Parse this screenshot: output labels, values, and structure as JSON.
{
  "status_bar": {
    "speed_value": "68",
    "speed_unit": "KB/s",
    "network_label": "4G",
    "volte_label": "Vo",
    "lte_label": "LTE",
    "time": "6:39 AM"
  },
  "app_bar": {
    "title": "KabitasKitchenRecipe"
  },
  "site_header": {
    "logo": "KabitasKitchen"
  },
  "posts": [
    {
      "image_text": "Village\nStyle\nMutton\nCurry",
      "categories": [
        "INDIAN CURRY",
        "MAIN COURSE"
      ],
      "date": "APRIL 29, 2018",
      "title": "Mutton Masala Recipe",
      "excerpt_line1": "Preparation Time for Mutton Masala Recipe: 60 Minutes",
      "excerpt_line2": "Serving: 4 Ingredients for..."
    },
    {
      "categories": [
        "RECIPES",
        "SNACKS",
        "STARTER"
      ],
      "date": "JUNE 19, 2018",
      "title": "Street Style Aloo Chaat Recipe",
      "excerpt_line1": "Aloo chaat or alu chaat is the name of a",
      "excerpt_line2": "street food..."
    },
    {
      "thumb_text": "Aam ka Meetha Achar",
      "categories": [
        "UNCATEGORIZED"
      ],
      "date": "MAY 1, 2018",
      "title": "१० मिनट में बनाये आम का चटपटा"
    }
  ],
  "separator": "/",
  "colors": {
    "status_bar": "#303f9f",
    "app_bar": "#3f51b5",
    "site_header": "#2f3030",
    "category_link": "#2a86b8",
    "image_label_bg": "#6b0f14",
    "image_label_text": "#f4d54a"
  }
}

→ **REQUIRED WORK**
Restate the whole listing exactly, leaving out nothing.

→ **COMPLETE OUTPUT**
Parse this screenshot: output labels, values, and structure as JSON.
{
  "status_bar": {
    "speed_value": "68",
    "speed_unit": "KB/s",
    "network_label": "4G",
    "volte_label": "Vo",
    "lte_label": "LTE",
    "time": "6:39 AM"
  },
  "app_bar": {
    "title": "KabitasKitchenRecipe"
  },
  "site_header": {
    "logo": "KabitasKitchen"
  },
  "posts": [
    {
      "image_text": "Village\nStyle\nMutton\nCurry",
      "categories": [
        "INDIAN CURRY",
        "MAIN COURSE"
      ],
      "date": "APRIL 29, 2018",
      "title": "Mutton Masala Recipe",
      "excerpt_line1": "Preparation Time for Mutton Masala Recipe: 60 Minutes",
      "excerpt_line2": "Serving: 4 Ingredients for..."
    },
    {
      "categories": [
        "RECIPES",
        "SNACKS",
        "STARTER"
      ],
      "date": "JUNE 19, 2018",
      "title": "Street Style Aloo Chaat Recipe",
      "excerpt_line1": "Aloo chaat or alu chaat is the name of a",
      "excerpt_line2": "street food..."
    },
    {
      "thumb_text": "Aam ka Meetha Achar",
      "categories": [
        "UNCATEGORIZED"
      ],
      "date": "MAY 1, 2018",
      "title": "१० मिनट में बनाये आम का चटपटा"
    }
  ],
  "separator": "/",
  "colors": {
    "status_bar": "#303f9f",
    "app_bar": "#3f51b5",
    "site_header": "#2f3030",
    "category_link": "#2a86b8",
    "image_label_bg": "#6b0f14",
    "image_label_text": "#f4d54a"
  }
}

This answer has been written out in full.